>> Begin
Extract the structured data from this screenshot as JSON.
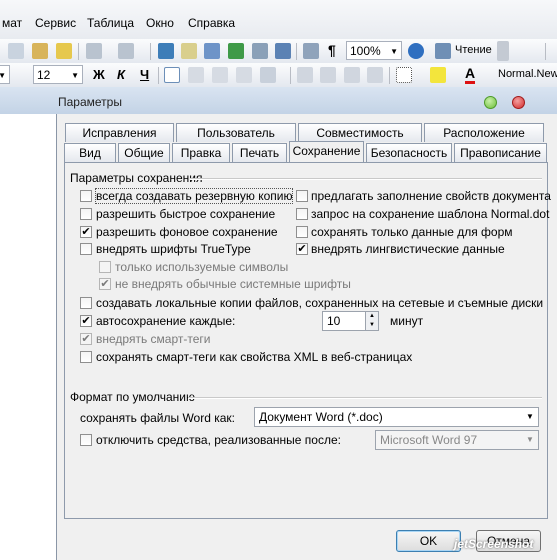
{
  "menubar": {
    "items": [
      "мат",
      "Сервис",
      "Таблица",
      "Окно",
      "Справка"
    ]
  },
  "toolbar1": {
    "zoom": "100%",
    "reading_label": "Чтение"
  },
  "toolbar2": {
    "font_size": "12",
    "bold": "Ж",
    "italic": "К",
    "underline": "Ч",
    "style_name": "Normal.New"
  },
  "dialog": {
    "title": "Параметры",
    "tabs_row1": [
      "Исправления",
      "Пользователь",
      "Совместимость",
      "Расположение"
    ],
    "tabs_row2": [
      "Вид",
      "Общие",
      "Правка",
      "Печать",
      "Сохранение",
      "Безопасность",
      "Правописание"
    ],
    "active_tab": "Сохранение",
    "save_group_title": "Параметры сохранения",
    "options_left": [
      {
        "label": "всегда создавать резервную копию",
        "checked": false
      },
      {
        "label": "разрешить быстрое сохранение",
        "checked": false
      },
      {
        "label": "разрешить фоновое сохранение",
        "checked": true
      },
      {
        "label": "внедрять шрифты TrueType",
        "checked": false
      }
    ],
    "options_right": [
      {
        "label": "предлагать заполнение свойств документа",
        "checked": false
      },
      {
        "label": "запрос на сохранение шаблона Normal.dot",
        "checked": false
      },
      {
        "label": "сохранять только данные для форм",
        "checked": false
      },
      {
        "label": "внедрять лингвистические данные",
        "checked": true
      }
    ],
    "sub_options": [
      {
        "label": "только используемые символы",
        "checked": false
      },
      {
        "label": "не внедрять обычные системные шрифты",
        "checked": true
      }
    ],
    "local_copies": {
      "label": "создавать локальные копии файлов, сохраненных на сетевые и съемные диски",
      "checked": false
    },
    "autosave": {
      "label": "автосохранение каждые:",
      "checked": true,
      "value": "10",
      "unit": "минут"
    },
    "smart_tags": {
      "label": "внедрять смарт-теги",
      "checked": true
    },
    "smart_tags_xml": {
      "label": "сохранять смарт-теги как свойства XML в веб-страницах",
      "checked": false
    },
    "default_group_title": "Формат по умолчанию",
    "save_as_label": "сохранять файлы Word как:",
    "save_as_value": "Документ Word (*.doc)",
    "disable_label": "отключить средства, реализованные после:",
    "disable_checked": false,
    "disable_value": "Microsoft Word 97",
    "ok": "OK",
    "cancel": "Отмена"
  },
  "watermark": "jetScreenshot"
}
>> End
Directions for this task
Repeat the listing in full and exactly. Leave any pictures out.

Completed task
Extract the structured data from this screenshot as JSON.
{
  "menubar": {
    "items": [
      "мат",
      "Сервис",
      "Таблица",
      "Окно",
      "Справка"
    ]
  },
  "toolbar1": {
    "zoom": "100%",
    "reading_label": "Чтение"
  },
  "toolbar2": {
    "font_size": "12",
    "bold": "Ж",
    "italic": "К",
    "underline": "Ч",
    "style_name": "Normal.New"
  },
  "dialog": {
    "title": "Параметры",
    "tabs_row1": [
      "Исправления",
      "Пользователь",
      "Совместимость",
      "Расположение"
    ],
    "tabs_row2": [
      "Вид",
      "Общие",
      "Правка",
      "Печать",
      "Сохранение",
      "Безопасность",
      "Правописание"
    ],
    "active_tab": "Сохранение",
    "save_group_title": "Параметры сохранения",
    "options_left": [
      {
        "label": "всегда создавать резервную копию",
        "checked": false
      },
      {
        "label": "разрешить быстрое сохранение",
        "checked": false
      },
      {
        "label": "разрешить фоновое сохранение",
        "checked": true
      },
      {
        "label": "внедрять шрифты TrueType",
        "checked": false
      }
    ],
    "options_right": [
      {
        "label": "предлагать заполнение свойств документа",
        "checked": false
      },
      {
        "label": "запрос на сохранение шаблона Normal.dot",
        "checked": false
      },
      {
        "label": "сохранять только данные для форм",
        "checked": false
      },
      {
        "label": "внедрять лингвистические данные",
        "checked": true
      }
    ],
    "sub_options": [
      {
        "label": "только используемые символы",
        "checked": false
      },
      {
        "label": "не внедрять обычные системные шрифты",
        "checked": true
      }
    ],
    "local_copies": {
      "label": "создавать локальные копии файлов, сохраненных на сетевые и съемные диски",
      "checked": false
    },
    "autosave": {
      "label": "автосохранение каждые:",
      "checked": true,
      "value": "10",
      "unit": "минут"
    },
    "smart_tags": {
      "label": "внедрять смарт-теги",
      "checked": true
    },
    "smart_tags_xml": {
      "label": "сохранять смарт-теги как свойства XML в веб-страницах",
      "checked": false
    },
    "default_group_title": "Формат по умолчанию",
    "save_as_label": "сохранять файлы Word как:",
    "save_as_value": "Документ Word (*.doc)",
    "disable_label": "отключить средства, реализованные после:",
    "disable_checked": false,
    "disable_value": "Microsoft Word 97",
    "ok": "OK",
    "cancel": "Отмена"
  },
  "watermark": "jetScreenshot"
}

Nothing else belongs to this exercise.